DATA SHOWN:
[Start of Attachment]

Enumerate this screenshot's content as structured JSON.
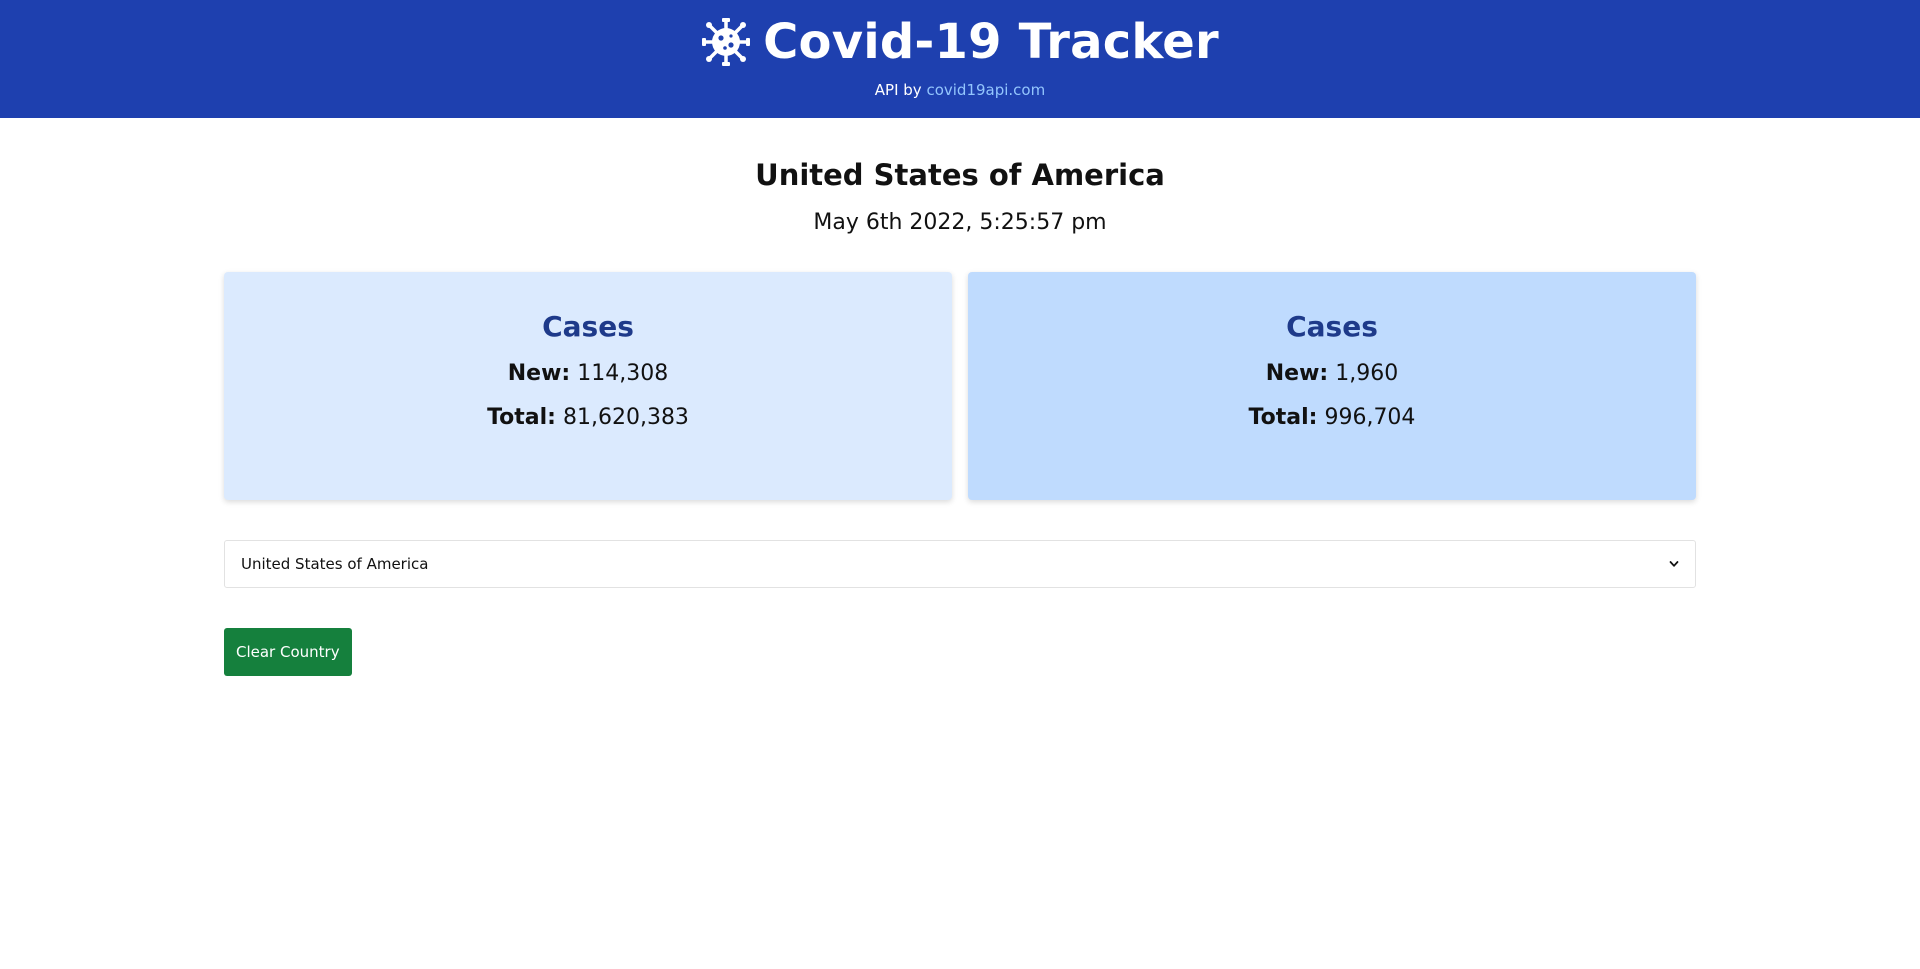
{
  "header": {
    "title": "Covid-19 Tracker",
    "icon": "virus-icon",
    "api_prefix": "API by",
    "api_link_text": "covid19api.com"
  },
  "main": {
    "country": "United States of America",
    "timestamp": "May 6th 2022, 5:25:57 pm",
    "cards": [
      {
        "title": "Cases",
        "new_label": "New:",
        "new_value": "114,308",
        "total_label": "Total:",
        "total_value": "81,620,383"
      },
      {
        "title": "Cases",
        "new_label": "New:",
        "new_value": "1,960",
        "total_label": "Total:",
        "total_value": "996,704"
      }
    ],
    "select": {
      "selected": "United States of America"
    },
    "clear_button_label": "Clear Country"
  },
  "colors": {
    "header_bg": "#1e40af",
    "link": "#93c5fd",
    "card_left_bg": "#dbeafe",
    "card_right_bg": "#bfdbfe",
    "card_title": "#1e3a8a",
    "button_bg": "#15803d"
  }
}
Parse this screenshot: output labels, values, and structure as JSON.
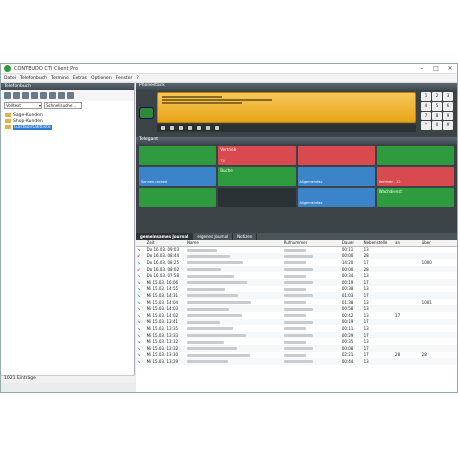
{
  "window": {
    "title": "CONTEUDO CTI Client Pro"
  },
  "menu": [
    "Datei",
    "Telefonbuch",
    "Termine",
    "Extras",
    "Optionen",
    "Fenster",
    "?"
  ],
  "left_panel": {
    "header": "Telefonbuch",
    "filter_select": "Volltext",
    "search_placeholder": "Schnellsuche...",
    "tree": [
      "Sage-Kunden",
      "Shop-Kunden",
      "Gastkontaktliste"
    ],
    "status": "1021 Einträge"
  },
  "phone_panel": {
    "header": "Phonestack",
    "keypad": [
      "1",
      "2",
      "3",
      "4",
      "5",
      "6",
      "7",
      "8",
      "9",
      "*",
      "0",
      "#"
    ]
  },
  "tel_panel": {
    "header": "Telegant",
    "tiles": [
      {
        "color": "g",
        "title": "",
        "sub": ""
      },
      {
        "color": "r",
        "title": "Vertrieb",
        "sub": "74"
      },
      {
        "color": "r",
        "title": "",
        "sub": ""
      },
      {
        "color": "g",
        "title": "",
        "sub": ""
      },
      {
        "color": "b",
        "title": "",
        "sub": "Sonnen-rocked"
      },
      {
        "color": "g",
        "title": "Buche",
        "sub": ""
      },
      {
        "color": "b",
        "title": "",
        "sub": "Allgemeinfax"
      },
      {
        "color": "r",
        "title": "",
        "sub": "Vertrieb - 12"
      },
      {
        "color": "g",
        "title": "",
        "sub": ""
      },
      {
        "color": "d",
        "title": "",
        "sub": ""
      },
      {
        "color": "b",
        "title": "",
        "sub": "Allgemeinfax"
      },
      {
        "color": "g",
        "title": "Wachdienst",
        "sub": ""
      }
    ]
  },
  "journal": {
    "tabs": [
      "gemeinsames Journal",
      "eigenes Journal",
      "Notizen"
    ],
    "columns": [
      "",
      "Zeit",
      "Name",
      "Rufnummer",
      "Dauer",
      "Nebenstelle",
      "an",
      "über"
    ],
    "rows": [
      {
        "dir": "in",
        "zeit": "Do 16.03. 09:03",
        "dauer": "00:11",
        "neben": "13",
        "an": "",
        "ueber": ""
      },
      {
        "dir": "miss",
        "zeit": "Do 16.03. 08:44",
        "dauer": "00:00",
        "neben": "28",
        "an": "",
        "ueber": ""
      },
      {
        "dir": "in",
        "zeit": "Do 16.03. 08:25",
        "dauer": "14:20",
        "neben": "17",
        "an": "",
        "ueber": "1000"
      },
      {
        "dir": "miss",
        "zeit": "Do 16.03. 08:02",
        "dauer": "00:00",
        "neben": "28",
        "an": "",
        "ueber": ""
      },
      {
        "dir": "in",
        "zeit": "Do 16.03. 07:58",
        "dauer": "00:34",
        "neben": "13",
        "an": "",
        "ueber": ""
      },
      {
        "dir": "in",
        "zeit": "Mi 15.03. 16:06",
        "dauer": "00:19",
        "neben": "17",
        "an": "",
        "ueber": ""
      },
      {
        "dir": "in",
        "zeit": "Mi 15.03. 14:55",
        "dauer": "00:38",
        "neben": "13",
        "an": "",
        "ueber": ""
      },
      {
        "dir": "in",
        "zeit": "Mi 15.03. 14:31",
        "dauer": "01:03",
        "neben": "17",
        "an": "",
        "ueber": ""
      },
      {
        "dir": "in",
        "zeit": "Mi 15.03. 14:04",
        "dauer": "01:38",
        "neben": "13",
        "an": "",
        "ueber": "1001"
      },
      {
        "dir": "in",
        "zeit": "Mi 15.03. 14:03",
        "dauer": "00:58",
        "neben": "13",
        "an": "",
        "ueber": ""
      },
      {
        "dir": "in",
        "zeit": "Mi 15.03. 14:02",
        "dauer": "00:42",
        "neben": "13",
        "an": "17",
        "ueber": ""
      },
      {
        "dir": "in",
        "zeit": "Mi 15.03. 13:41",
        "dauer": "00:19",
        "neben": "17",
        "an": "",
        "ueber": ""
      },
      {
        "dir": "in",
        "zeit": "Mi 15.03. 13:35",
        "dauer": "00:11",
        "neben": "13",
        "an": "",
        "ueber": ""
      },
      {
        "dir": "in",
        "zeit": "Mi 15.03. 13:33",
        "dauer": "00:29",
        "neben": "17",
        "an": "",
        "ueber": ""
      },
      {
        "dir": "in",
        "zeit": "Mi 15.03. 13:32",
        "dauer": "00:35",
        "neben": "13",
        "an": "",
        "ueber": ""
      },
      {
        "dir": "in",
        "zeit": "Mi 15.03. 13:32",
        "dauer": "00:08",
        "neben": "17",
        "an": "",
        "ueber": ""
      },
      {
        "dir": "in",
        "zeit": "Mi 15.03. 13:30",
        "dauer": "02:21",
        "neben": "17",
        "an": "28",
        "ueber": "28"
      },
      {
        "dir": "in",
        "zeit": "Mi 15.03. 13:29",
        "dauer": "00:44",
        "neben": "13",
        "an": "",
        "ueber": ""
      }
    ]
  }
}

[End of Attachment]

WHAT IS EXPECTED: The string "screenshot" shows up in some lines of the listing. Copy each such line.

TASK ANSWER:
Enumerate this screenshot's content as structured JSON.
Parse this screenshot: output labels, values, and structure as JSON.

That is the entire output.